Exercise description
Using the listing below, copy every line that mentions "chat".

Provided entries

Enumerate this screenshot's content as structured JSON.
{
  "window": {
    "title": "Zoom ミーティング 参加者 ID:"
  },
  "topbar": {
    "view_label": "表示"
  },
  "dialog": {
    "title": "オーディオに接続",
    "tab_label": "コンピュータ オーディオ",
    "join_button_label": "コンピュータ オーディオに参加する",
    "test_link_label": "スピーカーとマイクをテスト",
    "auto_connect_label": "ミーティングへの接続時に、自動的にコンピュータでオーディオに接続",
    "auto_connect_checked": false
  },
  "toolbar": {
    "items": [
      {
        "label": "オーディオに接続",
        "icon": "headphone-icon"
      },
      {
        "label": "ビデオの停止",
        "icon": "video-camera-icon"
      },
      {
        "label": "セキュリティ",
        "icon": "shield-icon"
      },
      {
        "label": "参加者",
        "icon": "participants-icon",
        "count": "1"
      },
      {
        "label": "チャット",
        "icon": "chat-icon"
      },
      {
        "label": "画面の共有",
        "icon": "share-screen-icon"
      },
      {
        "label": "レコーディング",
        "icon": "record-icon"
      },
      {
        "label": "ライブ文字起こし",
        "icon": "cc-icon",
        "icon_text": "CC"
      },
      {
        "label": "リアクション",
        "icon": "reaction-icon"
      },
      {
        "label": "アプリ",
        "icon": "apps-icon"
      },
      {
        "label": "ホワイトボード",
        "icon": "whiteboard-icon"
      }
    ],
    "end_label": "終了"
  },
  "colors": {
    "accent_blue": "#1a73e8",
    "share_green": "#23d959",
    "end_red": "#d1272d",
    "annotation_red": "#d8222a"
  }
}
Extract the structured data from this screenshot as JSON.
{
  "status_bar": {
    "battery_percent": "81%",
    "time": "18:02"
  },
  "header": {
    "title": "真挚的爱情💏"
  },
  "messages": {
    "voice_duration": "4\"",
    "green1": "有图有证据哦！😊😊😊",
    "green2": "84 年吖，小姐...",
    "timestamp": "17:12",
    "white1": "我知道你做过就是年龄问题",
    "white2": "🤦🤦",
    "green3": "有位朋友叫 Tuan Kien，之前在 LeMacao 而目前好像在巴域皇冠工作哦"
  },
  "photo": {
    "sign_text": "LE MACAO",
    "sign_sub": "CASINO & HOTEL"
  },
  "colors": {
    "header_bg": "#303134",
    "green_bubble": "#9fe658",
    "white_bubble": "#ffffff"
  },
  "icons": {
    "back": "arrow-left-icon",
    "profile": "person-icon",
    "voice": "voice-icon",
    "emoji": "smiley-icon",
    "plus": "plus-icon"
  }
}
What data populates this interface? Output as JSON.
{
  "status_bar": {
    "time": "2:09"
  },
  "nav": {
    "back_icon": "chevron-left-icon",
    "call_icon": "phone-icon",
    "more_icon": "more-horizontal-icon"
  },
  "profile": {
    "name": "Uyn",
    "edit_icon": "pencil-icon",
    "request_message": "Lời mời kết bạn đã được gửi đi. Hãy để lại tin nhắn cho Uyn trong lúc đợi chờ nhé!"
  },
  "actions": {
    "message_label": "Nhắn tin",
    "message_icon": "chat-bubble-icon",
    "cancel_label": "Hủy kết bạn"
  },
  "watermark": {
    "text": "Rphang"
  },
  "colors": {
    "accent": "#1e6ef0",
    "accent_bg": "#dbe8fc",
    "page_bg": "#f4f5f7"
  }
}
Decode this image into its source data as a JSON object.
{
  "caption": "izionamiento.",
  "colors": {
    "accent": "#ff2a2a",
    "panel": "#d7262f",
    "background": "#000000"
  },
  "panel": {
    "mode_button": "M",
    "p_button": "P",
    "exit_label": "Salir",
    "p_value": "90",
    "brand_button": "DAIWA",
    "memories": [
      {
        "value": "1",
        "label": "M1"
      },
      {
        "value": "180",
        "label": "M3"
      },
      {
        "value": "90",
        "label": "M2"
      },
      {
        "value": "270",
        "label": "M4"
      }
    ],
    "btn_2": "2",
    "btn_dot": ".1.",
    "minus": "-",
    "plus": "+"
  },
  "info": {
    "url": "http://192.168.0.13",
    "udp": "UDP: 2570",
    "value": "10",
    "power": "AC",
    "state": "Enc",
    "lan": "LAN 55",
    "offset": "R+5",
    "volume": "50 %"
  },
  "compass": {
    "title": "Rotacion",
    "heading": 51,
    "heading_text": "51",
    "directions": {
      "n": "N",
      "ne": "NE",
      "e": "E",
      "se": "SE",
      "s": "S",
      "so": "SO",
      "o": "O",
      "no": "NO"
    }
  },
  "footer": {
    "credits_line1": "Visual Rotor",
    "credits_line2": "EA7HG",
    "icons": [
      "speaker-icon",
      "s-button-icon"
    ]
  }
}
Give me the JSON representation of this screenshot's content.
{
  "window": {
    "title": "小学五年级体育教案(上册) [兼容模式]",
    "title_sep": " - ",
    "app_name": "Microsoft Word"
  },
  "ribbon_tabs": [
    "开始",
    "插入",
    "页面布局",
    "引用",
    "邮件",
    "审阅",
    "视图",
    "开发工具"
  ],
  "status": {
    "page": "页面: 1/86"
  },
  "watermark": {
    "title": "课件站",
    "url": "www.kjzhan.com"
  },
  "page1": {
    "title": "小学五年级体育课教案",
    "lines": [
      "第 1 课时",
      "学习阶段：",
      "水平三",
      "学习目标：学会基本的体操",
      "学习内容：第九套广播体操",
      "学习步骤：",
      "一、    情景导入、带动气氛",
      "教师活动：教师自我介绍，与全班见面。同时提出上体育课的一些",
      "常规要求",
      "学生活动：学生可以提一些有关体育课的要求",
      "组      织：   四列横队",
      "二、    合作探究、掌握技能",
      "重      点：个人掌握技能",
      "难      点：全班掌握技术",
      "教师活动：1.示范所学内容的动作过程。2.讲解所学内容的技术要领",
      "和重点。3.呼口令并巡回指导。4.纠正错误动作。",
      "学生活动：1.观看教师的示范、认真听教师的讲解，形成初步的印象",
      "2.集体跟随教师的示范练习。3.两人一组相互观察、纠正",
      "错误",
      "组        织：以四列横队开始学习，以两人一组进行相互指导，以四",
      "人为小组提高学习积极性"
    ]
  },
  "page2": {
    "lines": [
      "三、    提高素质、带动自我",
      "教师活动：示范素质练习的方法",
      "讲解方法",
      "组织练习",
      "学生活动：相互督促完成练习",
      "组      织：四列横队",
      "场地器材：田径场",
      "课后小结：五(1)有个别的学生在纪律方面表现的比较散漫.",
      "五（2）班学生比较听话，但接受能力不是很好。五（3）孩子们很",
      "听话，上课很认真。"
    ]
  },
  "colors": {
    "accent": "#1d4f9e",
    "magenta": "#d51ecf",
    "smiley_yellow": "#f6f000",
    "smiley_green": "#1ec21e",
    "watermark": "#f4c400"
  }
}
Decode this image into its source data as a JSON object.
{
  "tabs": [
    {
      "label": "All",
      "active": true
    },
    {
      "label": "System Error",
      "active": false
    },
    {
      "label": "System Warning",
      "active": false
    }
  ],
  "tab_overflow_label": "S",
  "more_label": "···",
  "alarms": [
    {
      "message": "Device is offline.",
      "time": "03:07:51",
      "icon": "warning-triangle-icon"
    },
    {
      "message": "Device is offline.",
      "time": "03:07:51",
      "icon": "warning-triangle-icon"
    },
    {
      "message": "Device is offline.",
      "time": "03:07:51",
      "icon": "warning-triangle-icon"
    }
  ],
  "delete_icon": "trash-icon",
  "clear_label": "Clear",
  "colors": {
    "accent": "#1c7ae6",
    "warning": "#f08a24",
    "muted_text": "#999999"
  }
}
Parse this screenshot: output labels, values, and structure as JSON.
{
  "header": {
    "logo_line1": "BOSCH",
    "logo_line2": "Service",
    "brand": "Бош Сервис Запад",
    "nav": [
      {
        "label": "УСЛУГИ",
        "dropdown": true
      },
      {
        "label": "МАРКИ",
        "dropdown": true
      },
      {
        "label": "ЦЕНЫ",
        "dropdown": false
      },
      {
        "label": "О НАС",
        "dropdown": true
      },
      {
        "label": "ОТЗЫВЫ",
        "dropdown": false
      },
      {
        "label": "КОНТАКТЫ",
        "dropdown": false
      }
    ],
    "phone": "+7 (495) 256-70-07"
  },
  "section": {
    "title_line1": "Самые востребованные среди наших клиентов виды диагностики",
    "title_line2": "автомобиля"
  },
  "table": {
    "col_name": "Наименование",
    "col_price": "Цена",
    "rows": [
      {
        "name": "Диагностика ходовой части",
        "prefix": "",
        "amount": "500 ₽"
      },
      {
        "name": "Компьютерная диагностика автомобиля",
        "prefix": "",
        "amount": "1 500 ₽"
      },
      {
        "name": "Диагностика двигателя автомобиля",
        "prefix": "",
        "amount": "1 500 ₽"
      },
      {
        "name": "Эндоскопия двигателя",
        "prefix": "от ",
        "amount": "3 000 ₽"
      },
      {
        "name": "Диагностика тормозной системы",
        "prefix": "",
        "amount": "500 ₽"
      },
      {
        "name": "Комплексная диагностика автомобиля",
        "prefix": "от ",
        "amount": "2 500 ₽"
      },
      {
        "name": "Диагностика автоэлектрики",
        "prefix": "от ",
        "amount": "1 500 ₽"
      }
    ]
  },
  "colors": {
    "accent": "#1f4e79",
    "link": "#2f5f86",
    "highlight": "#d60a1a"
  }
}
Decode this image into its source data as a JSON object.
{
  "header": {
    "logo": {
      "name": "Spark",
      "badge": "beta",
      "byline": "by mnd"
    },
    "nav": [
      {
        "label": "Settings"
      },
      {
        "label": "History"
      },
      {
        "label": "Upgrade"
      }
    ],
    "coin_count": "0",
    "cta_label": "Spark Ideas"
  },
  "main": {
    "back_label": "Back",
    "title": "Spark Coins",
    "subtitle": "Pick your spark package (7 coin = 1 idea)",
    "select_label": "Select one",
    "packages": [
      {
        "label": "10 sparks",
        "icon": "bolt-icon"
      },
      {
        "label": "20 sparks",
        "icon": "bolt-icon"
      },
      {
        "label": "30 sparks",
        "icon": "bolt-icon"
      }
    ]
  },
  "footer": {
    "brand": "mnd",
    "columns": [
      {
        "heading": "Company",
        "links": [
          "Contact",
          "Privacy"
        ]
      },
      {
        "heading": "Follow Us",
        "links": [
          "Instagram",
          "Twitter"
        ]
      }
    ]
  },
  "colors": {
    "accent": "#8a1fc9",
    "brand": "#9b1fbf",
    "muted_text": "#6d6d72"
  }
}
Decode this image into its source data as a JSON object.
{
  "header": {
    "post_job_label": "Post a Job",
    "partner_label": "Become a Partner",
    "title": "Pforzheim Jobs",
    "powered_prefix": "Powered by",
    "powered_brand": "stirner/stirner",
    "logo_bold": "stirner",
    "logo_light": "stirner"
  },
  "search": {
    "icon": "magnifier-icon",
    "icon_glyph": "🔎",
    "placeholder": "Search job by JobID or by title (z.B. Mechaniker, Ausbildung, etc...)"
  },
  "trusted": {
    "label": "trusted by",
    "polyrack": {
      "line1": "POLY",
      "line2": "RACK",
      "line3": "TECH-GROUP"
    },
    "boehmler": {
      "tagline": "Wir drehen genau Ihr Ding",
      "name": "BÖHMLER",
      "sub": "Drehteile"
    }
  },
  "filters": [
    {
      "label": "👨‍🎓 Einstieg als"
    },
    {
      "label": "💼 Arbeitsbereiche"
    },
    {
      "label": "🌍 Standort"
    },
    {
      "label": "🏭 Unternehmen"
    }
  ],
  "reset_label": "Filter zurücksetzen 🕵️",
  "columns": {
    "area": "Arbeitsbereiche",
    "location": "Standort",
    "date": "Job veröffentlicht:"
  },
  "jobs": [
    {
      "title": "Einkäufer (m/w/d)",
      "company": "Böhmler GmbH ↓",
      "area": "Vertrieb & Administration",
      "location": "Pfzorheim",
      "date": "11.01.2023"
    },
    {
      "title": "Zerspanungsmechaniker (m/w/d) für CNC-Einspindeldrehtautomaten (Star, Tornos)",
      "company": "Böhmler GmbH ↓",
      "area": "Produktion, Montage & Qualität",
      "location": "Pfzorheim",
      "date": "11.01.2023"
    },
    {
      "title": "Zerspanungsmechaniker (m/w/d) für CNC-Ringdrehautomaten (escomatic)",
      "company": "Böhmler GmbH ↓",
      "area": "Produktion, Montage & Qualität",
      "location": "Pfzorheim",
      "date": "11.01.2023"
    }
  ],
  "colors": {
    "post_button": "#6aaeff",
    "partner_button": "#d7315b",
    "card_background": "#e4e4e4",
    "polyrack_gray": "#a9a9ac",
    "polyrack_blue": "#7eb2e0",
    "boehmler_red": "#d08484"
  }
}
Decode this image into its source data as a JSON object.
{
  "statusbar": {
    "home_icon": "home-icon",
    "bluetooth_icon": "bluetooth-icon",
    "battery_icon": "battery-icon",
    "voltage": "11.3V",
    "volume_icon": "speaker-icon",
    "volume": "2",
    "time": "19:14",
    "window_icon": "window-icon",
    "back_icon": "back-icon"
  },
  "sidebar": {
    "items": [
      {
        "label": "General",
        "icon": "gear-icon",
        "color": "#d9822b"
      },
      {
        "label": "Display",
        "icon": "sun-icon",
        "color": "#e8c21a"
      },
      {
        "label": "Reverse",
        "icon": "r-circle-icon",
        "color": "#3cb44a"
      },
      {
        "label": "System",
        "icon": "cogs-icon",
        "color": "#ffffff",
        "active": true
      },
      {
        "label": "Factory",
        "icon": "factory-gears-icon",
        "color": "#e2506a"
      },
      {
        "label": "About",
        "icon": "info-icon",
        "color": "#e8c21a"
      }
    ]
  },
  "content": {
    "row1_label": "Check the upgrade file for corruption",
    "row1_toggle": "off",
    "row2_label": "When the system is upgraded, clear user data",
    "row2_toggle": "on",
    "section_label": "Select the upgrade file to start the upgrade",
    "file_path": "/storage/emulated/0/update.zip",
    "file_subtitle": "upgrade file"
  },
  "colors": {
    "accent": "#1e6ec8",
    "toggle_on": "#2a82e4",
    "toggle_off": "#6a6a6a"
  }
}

Solution below
        "icon": "chat-icon"
    "message_icon": "chat-bubble-icon",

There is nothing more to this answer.